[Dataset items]

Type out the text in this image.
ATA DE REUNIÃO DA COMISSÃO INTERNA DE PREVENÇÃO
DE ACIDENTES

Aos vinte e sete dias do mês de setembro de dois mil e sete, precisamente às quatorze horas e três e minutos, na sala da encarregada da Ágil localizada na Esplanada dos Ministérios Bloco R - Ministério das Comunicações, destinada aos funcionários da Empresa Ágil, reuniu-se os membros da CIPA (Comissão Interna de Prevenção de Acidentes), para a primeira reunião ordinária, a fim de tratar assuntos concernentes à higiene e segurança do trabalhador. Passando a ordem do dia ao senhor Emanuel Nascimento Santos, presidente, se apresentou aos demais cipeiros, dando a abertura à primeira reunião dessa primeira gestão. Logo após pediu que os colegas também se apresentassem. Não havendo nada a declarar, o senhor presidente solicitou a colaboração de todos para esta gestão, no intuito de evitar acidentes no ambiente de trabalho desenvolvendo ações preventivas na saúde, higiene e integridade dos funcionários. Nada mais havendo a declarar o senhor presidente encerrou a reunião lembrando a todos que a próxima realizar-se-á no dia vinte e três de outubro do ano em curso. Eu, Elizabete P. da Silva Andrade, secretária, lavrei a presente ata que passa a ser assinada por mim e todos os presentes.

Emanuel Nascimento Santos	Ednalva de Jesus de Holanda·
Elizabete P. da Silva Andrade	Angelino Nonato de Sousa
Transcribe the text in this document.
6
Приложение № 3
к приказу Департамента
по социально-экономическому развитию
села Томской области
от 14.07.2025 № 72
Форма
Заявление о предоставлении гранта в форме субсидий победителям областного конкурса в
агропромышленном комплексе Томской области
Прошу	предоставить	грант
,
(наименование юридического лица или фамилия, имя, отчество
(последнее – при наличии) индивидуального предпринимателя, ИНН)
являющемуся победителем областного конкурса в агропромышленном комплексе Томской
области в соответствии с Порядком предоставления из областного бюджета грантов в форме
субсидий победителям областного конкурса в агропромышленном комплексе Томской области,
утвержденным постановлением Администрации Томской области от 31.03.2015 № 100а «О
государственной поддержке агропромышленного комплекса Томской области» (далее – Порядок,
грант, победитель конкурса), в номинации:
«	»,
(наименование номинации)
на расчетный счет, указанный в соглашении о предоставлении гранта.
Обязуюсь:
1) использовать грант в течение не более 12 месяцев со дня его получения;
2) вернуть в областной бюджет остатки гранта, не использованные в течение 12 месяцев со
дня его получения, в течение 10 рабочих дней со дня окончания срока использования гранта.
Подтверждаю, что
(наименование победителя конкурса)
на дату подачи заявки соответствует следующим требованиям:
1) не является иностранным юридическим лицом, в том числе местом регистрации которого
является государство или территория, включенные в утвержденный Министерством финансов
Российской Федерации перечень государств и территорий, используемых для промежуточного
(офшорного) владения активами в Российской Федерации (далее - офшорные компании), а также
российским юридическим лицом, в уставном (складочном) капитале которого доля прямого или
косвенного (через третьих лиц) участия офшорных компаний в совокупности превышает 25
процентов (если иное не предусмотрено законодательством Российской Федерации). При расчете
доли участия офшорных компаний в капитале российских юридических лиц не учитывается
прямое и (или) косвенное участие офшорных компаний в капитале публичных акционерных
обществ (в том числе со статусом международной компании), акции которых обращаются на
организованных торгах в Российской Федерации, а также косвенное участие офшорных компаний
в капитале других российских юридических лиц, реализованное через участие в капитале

◆ Problem to work on ◆
Collect each line of the entries that has the word "наименование", copying it in full.

◆ Reply ◆
(наименование юридического лица или фамилия, имя, отчество
(наименование номинации)
(наименование победителя конкурса)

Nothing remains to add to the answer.